====== Given records ======

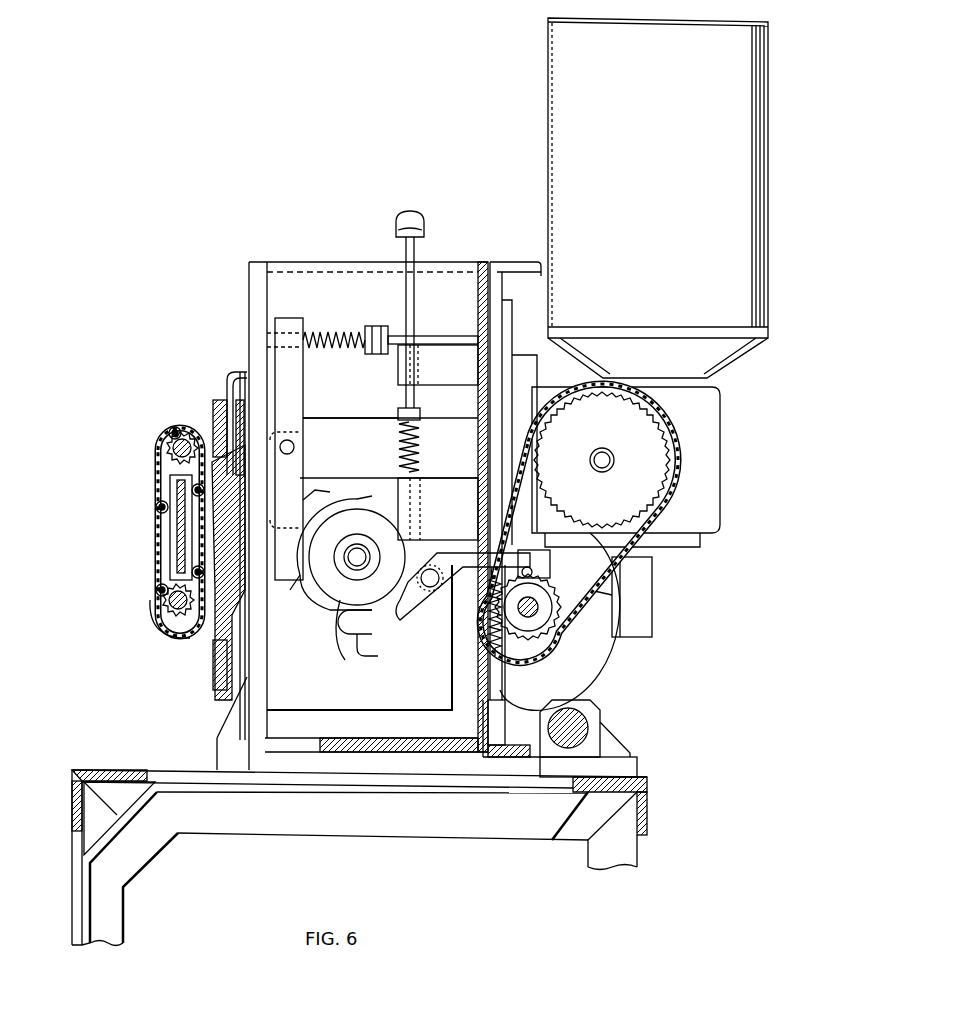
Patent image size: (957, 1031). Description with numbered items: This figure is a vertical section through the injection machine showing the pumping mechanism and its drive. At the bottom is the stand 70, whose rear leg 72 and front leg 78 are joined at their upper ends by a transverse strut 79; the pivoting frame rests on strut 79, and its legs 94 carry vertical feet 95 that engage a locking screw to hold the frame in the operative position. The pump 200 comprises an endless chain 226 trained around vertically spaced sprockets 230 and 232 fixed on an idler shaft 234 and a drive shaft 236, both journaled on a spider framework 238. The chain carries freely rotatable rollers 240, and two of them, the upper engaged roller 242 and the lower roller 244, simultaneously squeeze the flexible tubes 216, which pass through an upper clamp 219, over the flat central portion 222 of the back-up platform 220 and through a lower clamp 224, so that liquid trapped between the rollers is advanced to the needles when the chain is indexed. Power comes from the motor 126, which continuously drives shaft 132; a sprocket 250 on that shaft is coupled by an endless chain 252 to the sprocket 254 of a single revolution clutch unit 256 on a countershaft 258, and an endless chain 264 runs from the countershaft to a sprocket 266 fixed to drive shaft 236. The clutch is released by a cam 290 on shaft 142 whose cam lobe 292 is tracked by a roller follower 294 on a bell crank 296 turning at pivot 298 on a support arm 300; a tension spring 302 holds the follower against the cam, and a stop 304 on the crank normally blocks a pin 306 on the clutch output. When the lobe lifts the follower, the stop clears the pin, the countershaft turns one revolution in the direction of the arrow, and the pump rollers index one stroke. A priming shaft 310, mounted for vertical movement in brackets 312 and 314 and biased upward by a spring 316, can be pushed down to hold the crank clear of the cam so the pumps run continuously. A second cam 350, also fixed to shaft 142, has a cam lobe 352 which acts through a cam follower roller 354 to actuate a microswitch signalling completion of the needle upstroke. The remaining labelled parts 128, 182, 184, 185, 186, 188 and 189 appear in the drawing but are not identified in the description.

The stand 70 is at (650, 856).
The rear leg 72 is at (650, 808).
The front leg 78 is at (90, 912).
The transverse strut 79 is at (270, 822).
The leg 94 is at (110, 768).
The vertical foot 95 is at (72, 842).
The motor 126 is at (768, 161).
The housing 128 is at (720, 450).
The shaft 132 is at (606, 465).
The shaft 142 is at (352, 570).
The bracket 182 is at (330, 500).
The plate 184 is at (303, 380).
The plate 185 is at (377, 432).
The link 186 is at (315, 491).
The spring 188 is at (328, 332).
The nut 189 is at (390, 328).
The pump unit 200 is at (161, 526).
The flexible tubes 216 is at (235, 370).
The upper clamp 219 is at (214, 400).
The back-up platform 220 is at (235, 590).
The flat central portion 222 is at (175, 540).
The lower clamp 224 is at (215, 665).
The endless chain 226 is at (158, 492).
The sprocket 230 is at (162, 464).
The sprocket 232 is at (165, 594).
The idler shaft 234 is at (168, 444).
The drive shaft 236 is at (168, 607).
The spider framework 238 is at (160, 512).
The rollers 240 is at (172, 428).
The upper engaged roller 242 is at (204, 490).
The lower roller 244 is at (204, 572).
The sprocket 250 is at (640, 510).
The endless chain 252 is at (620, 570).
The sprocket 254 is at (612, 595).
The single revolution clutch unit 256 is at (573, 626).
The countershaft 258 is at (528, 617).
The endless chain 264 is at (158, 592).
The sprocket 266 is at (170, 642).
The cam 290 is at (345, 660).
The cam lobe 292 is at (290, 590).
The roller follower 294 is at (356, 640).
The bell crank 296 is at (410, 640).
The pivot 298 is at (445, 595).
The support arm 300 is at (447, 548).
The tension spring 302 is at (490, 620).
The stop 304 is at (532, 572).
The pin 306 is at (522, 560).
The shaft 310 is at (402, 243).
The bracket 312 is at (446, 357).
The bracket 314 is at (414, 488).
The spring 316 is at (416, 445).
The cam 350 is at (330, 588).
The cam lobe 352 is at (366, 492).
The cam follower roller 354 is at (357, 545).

======
====== Given records ======

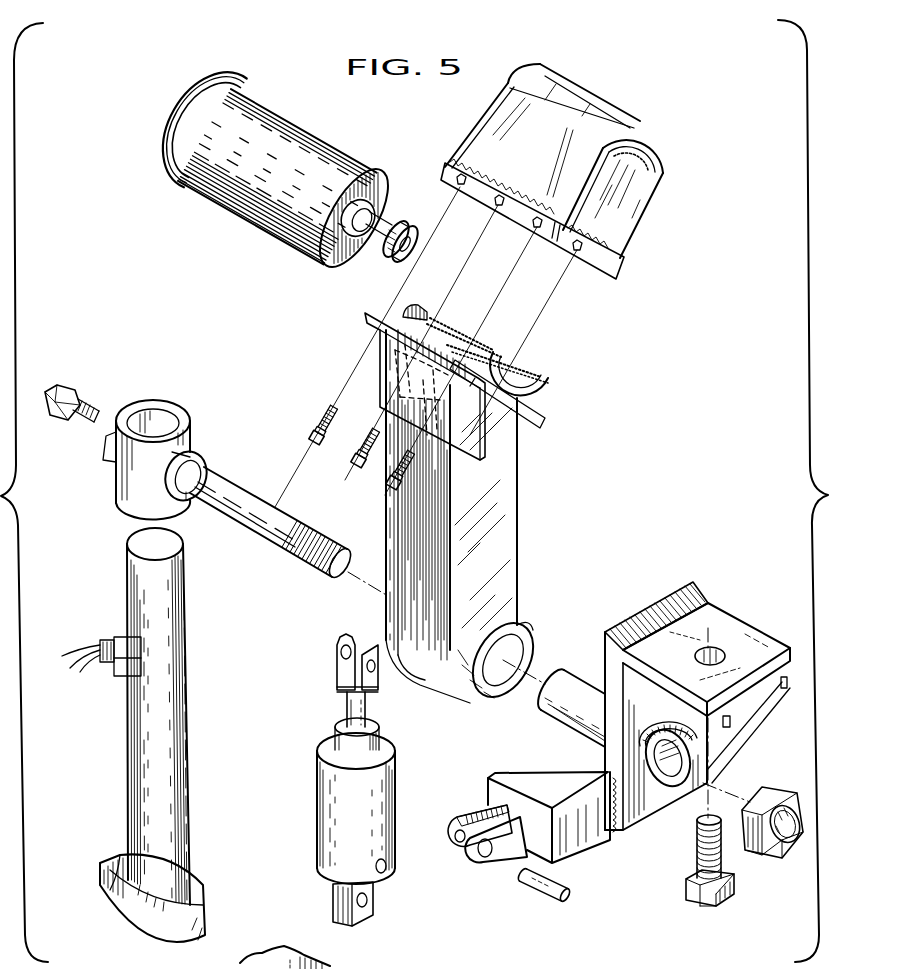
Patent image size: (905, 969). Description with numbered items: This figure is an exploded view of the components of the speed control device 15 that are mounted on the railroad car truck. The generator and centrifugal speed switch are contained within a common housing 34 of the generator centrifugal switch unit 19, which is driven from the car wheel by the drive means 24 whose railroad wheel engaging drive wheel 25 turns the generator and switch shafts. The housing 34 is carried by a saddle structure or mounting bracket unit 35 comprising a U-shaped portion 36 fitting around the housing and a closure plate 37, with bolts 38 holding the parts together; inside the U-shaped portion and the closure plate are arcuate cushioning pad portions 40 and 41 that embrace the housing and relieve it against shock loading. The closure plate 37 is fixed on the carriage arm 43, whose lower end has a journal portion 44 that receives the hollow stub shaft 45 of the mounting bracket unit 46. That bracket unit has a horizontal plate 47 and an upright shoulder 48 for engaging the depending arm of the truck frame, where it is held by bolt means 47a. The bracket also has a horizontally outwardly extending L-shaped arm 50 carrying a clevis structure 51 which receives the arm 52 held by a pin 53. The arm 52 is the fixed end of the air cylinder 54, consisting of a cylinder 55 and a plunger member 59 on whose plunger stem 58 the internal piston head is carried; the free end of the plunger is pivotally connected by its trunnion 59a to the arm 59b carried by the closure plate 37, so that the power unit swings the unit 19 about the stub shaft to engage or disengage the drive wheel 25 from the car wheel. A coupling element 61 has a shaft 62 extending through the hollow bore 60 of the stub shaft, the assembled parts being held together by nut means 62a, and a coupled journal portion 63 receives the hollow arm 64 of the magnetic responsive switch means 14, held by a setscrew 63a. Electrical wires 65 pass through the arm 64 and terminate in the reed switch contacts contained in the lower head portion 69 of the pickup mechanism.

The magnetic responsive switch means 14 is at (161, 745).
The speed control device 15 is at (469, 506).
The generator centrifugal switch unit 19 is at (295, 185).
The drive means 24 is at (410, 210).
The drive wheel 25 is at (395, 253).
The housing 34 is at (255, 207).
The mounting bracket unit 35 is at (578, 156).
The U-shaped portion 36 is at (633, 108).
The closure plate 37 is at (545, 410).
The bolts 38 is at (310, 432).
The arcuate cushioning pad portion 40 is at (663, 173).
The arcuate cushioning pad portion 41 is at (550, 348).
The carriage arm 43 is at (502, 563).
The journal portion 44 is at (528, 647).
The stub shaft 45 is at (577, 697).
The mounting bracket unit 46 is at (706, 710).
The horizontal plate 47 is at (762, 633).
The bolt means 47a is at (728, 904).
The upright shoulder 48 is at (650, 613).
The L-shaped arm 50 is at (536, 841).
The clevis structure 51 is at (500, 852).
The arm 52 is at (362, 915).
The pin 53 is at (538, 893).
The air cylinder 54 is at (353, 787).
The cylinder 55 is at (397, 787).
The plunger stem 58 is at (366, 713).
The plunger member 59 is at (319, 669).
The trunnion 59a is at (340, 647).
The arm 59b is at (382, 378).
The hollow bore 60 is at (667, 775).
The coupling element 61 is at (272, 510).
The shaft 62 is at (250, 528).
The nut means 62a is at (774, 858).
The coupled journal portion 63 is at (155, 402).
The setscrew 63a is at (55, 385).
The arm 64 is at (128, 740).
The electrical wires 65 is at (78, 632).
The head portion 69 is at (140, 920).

======
====== Given records ======

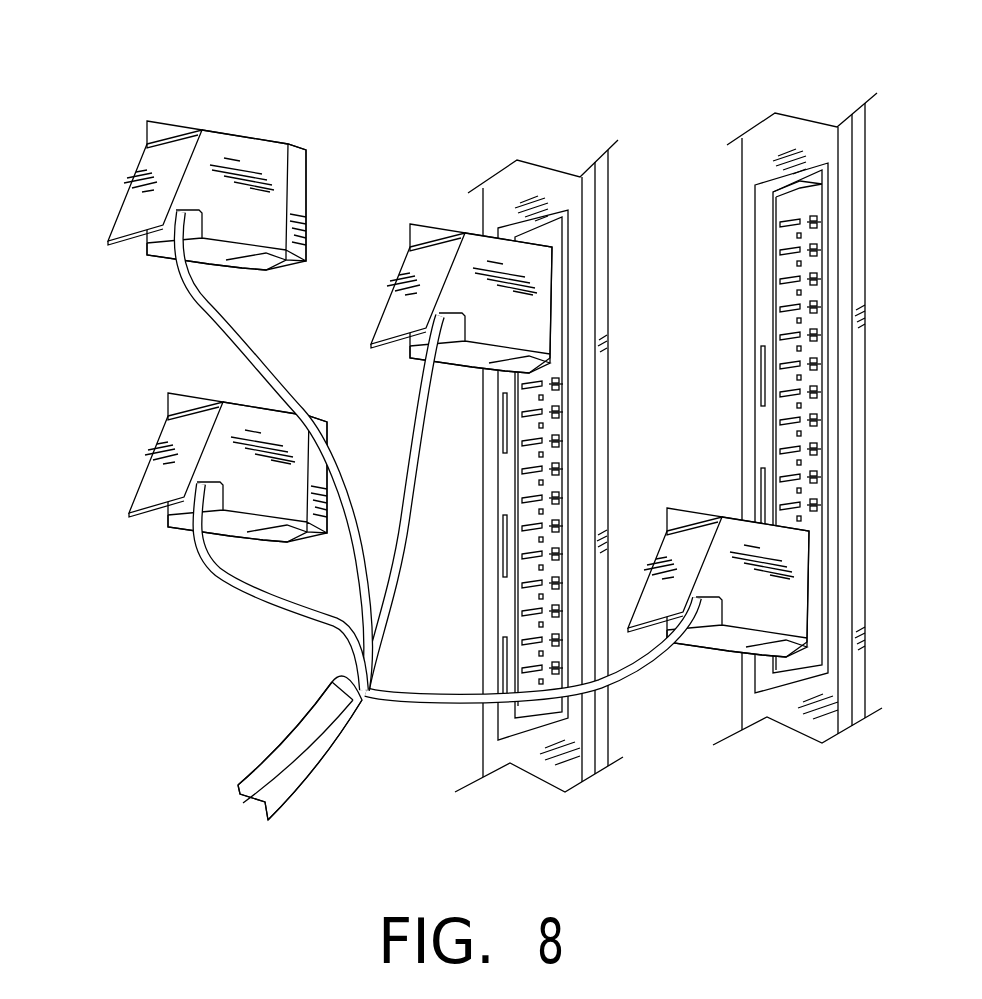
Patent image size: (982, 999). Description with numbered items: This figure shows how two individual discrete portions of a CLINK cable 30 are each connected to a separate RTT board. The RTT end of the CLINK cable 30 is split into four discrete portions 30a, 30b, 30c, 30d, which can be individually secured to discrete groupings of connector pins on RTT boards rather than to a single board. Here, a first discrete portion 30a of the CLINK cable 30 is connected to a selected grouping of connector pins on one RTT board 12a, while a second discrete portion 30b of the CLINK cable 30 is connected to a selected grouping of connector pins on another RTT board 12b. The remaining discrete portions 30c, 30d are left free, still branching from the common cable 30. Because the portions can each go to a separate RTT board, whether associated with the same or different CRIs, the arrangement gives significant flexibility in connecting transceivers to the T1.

======

Exercise
Arrange the lines of the records as a Markdown table with the columns Row and Line, starting at the line that has "Patent image size: (905, 969)." and stopping after the line that has "The magnetic responsive switch means 14 is". Number each row, and leave out blank lines.

Problem solution
| Row | Line |
|---|---|
| 1 | Patent image size: (905, 969). Description with numbered items: This figure is an exploded view of the components of the speed control device 15 that are mounted on the railroad car truck. The generator and centrifugal speed switch are contained within a common housing 34 of the generator centrifugal switch unit 19, which is driven from the car wheel by the drive means 24 whose railroad wheel engaging drive wheel 25 turns the generator and switch shafts. The housing 34 is carried by a saddle structure or mounting bracket unit 35 comprising a U-shaped portion 36 fitting around the housing and a closure plate 37, with bolts 38 holding the parts together; inside the U-shaped portion and the closure plate are arcuate cushioning pad portions 40 and 41 that embrace the housing and relieve it against shock loading. The closure plate 37 is fixed on the carriage arm 43, whose lower end has a journal portion 44 that receives the hollow stub shaft 45 of the mounting bracket unit 46. That bracket unit has a horizontal plate 47 and an upright shoulder 48 for engaging the depending arm of the truck frame, where it is held by bolt means 47a. The bracket also has a horizontally outwardly extending L-shaped arm 50 carrying a clevis structure 51 which receives the arm 52 held by a pin 53. The arm 52 is the fixed end of the air cylinder 54, consisting of a cylinder 55 and a plunger member 59 on whose plunger stem 58 the internal piston head is carried; the free end of the plunger is pivotally connected by its trunnion 59a to the arm 59b carried by the closure plate 37, so that the power unit swings the unit 19 about the stub shaft to engage or disengage the drive wheel 25 from the car wheel. A coupling element 61 has a shaft 62 extending through the hollow bore 60 of the stub shaft, the assembled parts being held together by nut means 62a, and a coupled journal portion 63 receives the hollow arm 64 of the magnetic responsive switch means 14, held by a setscrew 63a. Electrical wires 65 pass through the arm 64 and terminate in the reed switch contacts contained in the lower head portion 69 of the pickup mechanism. |
| 2 | The magnetic responsive switch means 14 is at (161, 745). |